## Rows:
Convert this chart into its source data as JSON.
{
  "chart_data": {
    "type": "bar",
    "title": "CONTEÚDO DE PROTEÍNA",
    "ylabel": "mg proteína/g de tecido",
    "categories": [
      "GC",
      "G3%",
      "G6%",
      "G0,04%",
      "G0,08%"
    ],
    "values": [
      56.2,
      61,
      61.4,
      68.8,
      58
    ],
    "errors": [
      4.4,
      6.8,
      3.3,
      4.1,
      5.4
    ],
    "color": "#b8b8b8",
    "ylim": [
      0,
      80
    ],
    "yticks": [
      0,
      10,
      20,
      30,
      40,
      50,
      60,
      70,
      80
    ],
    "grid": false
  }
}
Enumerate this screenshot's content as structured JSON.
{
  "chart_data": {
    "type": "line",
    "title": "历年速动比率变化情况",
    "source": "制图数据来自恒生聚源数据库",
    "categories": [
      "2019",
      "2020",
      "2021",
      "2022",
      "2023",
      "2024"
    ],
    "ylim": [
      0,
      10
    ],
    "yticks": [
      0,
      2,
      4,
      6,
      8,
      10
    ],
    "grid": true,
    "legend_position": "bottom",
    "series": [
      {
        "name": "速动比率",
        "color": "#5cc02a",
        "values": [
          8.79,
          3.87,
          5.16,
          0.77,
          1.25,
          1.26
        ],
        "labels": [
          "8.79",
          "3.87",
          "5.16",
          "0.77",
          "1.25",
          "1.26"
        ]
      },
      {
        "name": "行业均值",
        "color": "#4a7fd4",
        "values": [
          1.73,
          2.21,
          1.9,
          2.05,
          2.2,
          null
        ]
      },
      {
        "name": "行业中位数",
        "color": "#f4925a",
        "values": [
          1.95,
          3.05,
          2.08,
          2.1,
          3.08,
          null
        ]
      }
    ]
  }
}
* * *
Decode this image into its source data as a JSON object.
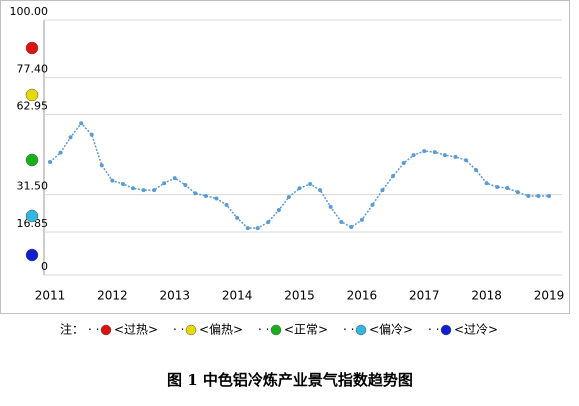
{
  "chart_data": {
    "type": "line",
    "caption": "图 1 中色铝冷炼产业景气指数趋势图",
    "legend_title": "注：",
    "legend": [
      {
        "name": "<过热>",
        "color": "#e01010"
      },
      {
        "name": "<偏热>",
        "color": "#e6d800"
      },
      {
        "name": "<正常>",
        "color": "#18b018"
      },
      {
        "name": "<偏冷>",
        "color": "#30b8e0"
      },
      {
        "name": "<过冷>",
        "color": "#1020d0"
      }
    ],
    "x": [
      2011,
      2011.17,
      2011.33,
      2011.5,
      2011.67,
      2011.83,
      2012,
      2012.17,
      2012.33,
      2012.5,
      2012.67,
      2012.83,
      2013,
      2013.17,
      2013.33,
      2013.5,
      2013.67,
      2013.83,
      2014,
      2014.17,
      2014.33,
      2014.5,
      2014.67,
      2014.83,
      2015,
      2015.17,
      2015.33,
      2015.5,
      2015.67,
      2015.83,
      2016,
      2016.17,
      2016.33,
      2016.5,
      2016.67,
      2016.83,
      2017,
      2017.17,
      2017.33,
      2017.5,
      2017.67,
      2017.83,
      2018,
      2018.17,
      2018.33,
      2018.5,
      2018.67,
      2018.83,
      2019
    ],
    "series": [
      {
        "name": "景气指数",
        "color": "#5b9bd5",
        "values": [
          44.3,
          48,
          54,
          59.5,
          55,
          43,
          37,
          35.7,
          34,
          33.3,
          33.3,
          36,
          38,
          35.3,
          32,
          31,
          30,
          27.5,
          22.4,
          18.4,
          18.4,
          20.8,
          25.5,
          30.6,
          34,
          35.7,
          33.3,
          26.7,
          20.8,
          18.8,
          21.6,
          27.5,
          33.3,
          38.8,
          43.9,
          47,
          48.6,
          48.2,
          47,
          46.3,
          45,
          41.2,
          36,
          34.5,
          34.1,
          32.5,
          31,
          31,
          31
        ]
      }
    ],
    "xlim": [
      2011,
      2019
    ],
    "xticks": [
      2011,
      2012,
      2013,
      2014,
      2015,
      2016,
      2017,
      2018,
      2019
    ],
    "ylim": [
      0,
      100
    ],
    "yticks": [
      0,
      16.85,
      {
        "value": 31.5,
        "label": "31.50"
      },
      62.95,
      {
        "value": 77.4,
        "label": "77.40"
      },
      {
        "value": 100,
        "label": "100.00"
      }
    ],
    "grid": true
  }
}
==
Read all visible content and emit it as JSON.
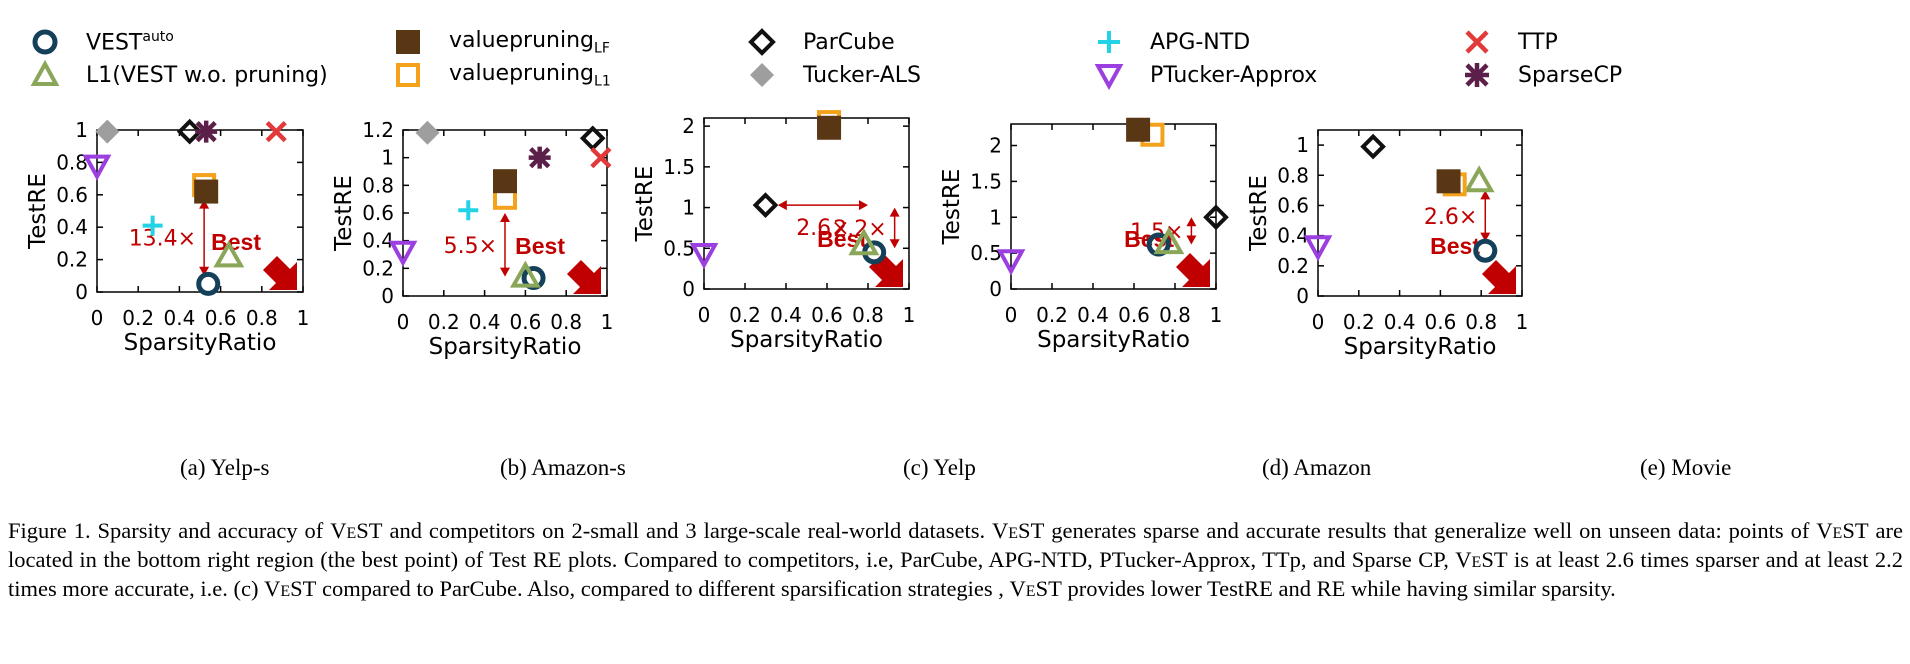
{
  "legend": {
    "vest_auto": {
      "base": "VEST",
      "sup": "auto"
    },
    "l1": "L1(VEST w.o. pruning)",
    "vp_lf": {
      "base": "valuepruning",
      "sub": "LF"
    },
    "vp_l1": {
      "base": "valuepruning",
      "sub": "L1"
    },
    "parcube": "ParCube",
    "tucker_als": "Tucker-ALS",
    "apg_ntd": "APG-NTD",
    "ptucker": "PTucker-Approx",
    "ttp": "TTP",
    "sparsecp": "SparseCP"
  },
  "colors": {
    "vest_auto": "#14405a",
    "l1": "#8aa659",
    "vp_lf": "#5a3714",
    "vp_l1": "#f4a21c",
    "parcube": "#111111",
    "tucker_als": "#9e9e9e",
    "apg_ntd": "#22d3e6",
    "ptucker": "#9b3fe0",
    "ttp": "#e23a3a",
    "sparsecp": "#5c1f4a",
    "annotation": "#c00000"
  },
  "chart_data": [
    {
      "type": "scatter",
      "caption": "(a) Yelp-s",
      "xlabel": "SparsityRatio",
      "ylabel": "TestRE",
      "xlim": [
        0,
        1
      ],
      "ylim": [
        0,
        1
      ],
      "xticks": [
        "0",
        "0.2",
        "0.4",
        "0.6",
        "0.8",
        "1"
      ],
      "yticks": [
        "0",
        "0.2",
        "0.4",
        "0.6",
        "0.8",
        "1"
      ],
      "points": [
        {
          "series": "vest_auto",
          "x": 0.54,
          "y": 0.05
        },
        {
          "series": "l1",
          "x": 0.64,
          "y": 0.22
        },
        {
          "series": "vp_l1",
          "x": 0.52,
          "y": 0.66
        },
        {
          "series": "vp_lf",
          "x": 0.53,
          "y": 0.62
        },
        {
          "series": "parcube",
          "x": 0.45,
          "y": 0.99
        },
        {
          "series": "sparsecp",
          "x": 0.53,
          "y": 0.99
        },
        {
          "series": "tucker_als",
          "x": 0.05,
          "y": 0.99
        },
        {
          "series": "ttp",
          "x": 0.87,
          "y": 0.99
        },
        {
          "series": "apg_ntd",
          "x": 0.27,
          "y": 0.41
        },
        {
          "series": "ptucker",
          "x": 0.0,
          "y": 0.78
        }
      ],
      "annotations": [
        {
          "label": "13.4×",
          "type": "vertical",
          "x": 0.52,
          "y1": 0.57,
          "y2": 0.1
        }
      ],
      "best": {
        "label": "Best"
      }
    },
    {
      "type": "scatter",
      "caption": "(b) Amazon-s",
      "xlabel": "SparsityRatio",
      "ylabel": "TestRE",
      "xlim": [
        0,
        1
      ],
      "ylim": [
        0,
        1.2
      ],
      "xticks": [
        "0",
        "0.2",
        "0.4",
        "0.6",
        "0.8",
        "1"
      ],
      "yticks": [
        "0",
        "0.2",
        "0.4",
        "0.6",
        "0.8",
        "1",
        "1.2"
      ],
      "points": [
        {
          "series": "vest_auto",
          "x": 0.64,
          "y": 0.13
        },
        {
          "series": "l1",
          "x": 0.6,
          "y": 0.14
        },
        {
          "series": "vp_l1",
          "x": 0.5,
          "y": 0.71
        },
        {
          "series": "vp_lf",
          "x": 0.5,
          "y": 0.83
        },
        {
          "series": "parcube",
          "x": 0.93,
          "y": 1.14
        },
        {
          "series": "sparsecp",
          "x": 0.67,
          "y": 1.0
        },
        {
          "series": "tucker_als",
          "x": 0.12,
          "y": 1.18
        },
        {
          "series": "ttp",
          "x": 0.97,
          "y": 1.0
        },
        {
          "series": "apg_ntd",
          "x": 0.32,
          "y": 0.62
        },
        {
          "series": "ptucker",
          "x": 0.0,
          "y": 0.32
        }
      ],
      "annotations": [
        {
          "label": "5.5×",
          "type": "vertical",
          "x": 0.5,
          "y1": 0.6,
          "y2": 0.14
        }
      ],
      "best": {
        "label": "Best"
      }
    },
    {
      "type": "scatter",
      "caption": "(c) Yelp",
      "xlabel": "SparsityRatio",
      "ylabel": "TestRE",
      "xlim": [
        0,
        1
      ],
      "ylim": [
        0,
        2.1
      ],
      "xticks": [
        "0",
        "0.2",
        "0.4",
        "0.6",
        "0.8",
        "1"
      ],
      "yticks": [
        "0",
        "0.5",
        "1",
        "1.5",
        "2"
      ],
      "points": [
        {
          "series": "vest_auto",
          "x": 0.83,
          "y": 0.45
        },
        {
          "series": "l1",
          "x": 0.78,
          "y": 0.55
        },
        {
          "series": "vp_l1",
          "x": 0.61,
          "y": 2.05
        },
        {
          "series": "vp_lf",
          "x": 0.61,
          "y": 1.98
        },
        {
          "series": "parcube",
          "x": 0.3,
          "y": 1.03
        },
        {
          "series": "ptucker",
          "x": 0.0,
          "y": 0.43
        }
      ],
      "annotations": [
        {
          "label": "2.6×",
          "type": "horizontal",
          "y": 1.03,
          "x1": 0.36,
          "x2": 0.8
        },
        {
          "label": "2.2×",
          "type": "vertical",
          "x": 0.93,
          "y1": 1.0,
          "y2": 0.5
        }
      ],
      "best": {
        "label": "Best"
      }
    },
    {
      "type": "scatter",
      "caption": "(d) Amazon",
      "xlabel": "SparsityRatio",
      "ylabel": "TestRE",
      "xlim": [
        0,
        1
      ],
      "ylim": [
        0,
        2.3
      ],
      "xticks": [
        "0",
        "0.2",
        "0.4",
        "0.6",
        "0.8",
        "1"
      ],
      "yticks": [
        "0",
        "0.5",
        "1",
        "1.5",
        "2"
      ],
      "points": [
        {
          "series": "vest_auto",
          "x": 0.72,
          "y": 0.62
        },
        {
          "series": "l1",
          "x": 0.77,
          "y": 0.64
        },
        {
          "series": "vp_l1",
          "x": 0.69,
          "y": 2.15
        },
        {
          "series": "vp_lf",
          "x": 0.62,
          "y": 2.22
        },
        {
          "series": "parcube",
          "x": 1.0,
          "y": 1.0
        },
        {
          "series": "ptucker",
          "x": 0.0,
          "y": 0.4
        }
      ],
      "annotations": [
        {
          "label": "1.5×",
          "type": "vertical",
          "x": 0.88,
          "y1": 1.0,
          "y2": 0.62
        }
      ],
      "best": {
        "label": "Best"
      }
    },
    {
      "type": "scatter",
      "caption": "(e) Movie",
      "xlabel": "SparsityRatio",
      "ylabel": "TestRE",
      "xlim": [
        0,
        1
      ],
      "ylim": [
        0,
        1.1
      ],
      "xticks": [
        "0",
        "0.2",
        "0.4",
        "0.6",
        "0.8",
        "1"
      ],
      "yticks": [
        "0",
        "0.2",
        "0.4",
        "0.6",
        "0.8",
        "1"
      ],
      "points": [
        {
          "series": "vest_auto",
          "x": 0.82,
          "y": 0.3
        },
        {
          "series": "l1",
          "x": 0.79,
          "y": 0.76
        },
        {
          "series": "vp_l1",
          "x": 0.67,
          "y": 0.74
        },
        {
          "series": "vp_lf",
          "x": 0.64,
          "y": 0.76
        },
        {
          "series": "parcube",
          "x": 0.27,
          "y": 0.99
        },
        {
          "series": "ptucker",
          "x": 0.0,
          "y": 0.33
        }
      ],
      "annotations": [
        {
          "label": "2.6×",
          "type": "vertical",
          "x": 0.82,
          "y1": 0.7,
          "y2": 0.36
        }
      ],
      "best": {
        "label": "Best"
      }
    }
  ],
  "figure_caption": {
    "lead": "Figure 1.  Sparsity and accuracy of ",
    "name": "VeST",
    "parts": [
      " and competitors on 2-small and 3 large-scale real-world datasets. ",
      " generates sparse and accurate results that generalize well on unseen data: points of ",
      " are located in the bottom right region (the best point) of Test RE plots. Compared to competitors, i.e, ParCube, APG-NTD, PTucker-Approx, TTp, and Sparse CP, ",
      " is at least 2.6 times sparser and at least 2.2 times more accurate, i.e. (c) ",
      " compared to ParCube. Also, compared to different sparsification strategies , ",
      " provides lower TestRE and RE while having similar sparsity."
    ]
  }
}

## Task statement:
Your answer should be one number: how many lines in the material above contain the string "JSON".

## Solution to the exercise:
4